_Task prompt_
Say how many lines of the listing below contain "report", giving the number and nothing else.

Stored records:
++++++

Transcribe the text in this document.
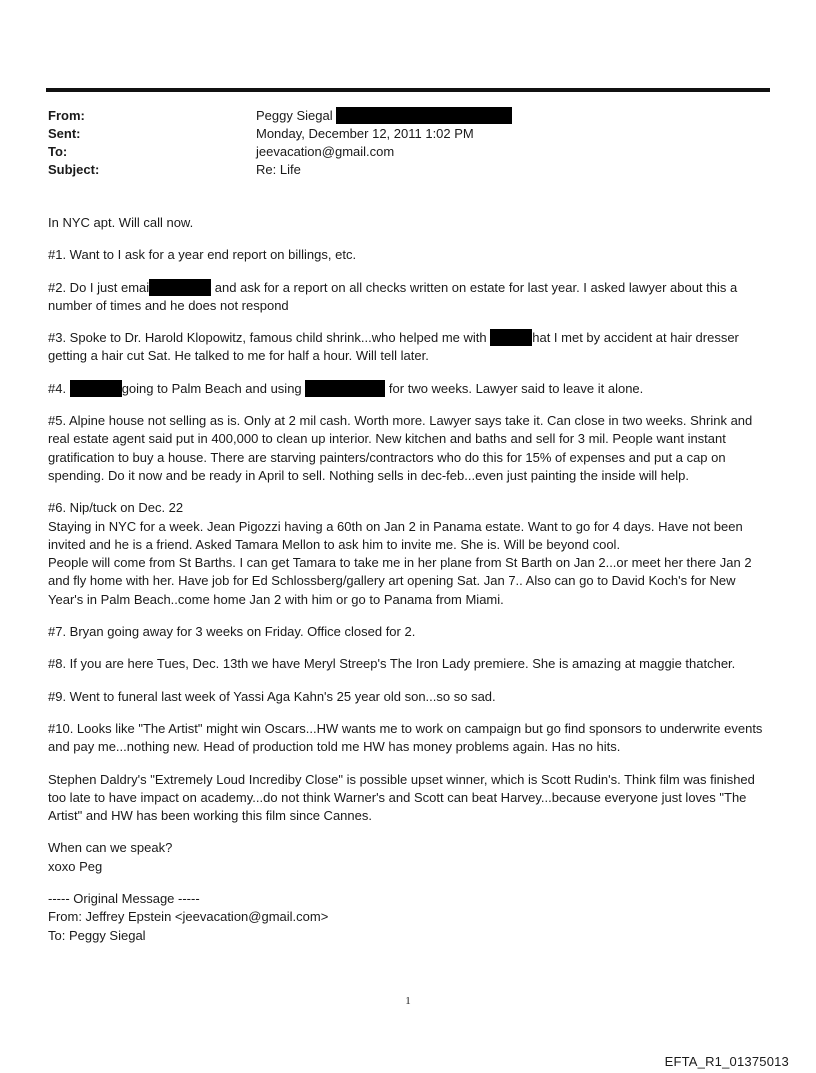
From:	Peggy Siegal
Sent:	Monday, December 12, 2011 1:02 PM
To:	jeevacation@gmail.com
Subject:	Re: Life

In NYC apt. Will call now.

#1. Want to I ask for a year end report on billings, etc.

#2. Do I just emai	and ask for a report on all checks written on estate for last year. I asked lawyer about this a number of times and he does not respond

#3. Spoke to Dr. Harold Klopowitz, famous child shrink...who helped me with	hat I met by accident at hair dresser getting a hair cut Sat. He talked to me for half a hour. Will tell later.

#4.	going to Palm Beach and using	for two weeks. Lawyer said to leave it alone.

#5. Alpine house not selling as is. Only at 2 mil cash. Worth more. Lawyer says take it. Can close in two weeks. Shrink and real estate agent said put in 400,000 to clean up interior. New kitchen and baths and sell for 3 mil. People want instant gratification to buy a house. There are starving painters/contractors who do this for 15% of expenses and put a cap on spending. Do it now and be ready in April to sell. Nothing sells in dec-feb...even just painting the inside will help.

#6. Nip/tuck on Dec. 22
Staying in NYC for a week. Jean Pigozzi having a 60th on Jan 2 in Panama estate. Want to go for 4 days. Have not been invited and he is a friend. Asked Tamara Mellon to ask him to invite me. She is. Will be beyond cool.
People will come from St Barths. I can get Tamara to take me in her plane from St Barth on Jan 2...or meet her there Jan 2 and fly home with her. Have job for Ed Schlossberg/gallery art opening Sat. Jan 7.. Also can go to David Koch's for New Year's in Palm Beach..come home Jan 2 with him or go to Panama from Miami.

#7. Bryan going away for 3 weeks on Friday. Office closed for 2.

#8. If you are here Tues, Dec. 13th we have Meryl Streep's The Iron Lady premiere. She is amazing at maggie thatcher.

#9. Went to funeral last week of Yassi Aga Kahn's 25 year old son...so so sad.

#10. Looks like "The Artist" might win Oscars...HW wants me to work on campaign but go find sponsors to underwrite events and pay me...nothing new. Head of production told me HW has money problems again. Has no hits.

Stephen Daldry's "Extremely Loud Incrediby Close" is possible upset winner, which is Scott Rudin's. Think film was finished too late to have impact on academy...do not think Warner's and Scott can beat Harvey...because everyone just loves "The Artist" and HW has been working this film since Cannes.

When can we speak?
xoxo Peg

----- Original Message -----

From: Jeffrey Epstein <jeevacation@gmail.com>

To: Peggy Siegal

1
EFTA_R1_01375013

++++++

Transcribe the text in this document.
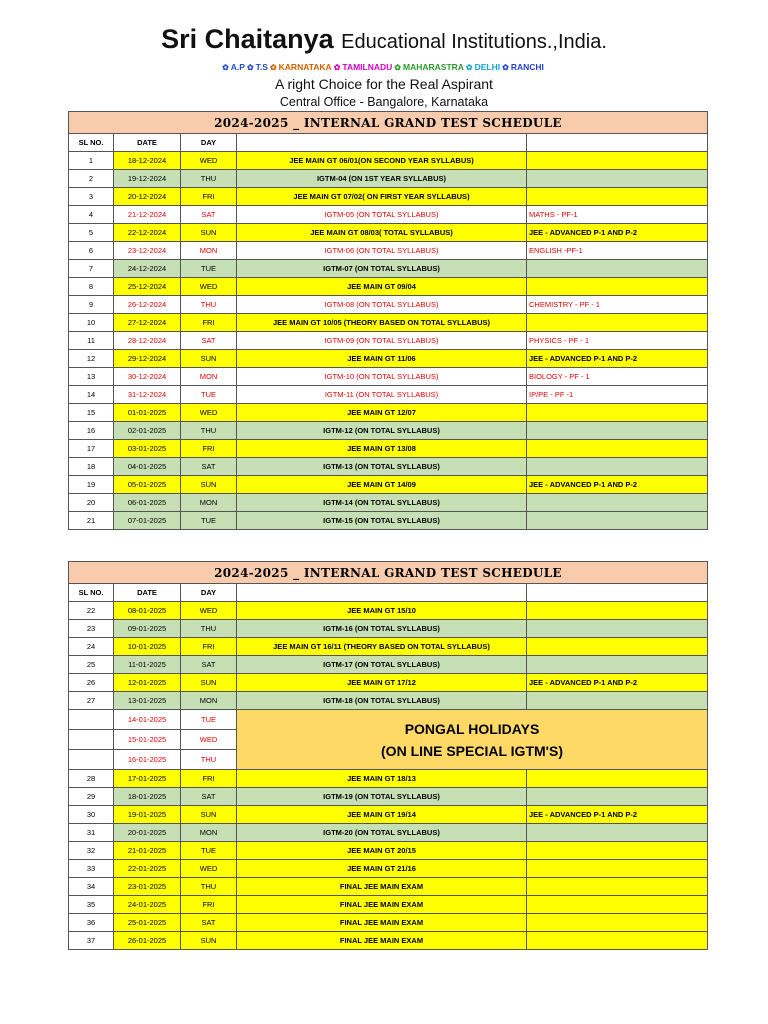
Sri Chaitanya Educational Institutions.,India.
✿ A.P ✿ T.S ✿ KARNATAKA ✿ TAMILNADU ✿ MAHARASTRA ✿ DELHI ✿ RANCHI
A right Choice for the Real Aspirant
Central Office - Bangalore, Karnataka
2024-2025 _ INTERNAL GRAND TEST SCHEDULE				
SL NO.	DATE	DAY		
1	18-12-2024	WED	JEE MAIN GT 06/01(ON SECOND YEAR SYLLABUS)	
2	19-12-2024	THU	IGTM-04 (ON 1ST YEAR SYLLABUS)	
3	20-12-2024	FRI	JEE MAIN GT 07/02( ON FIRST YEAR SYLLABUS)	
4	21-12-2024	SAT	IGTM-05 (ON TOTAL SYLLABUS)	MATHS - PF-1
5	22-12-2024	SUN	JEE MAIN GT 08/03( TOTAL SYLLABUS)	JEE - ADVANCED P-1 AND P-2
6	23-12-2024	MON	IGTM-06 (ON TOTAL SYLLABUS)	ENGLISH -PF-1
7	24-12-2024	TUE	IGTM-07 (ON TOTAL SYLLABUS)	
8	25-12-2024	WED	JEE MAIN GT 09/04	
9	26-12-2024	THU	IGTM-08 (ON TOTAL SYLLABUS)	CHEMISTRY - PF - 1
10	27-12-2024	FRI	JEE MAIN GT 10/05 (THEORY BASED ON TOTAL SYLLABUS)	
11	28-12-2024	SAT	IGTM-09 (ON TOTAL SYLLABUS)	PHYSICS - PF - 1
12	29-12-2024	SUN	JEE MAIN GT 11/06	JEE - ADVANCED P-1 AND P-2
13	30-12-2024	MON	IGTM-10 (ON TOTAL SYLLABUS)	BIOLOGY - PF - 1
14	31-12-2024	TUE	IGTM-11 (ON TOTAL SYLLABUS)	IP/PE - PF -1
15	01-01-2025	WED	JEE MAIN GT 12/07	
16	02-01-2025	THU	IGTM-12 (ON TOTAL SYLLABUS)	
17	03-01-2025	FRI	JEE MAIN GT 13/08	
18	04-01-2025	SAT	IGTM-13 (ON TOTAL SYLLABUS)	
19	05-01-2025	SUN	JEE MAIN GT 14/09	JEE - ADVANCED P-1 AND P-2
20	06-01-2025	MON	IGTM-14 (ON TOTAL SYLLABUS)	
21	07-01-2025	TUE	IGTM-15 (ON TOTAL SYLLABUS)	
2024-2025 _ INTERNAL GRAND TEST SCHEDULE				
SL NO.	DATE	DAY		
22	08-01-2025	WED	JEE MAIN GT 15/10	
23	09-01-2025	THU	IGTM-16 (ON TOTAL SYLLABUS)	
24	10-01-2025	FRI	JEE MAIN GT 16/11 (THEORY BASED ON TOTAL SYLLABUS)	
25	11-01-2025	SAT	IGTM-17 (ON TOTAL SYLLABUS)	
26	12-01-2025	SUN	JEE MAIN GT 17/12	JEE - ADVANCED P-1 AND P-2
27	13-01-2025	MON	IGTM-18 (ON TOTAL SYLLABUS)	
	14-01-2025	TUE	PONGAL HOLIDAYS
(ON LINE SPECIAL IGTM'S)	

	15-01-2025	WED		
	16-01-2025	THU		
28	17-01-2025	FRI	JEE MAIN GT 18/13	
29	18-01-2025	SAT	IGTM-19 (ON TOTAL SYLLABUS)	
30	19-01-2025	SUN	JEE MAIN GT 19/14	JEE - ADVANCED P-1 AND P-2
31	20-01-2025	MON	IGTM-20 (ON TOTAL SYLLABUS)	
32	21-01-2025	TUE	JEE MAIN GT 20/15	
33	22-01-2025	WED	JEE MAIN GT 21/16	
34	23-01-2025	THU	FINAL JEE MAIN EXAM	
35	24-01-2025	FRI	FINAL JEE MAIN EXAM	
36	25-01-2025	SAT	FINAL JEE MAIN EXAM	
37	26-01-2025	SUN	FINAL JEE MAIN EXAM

++++++

_Answer to the exercise_
2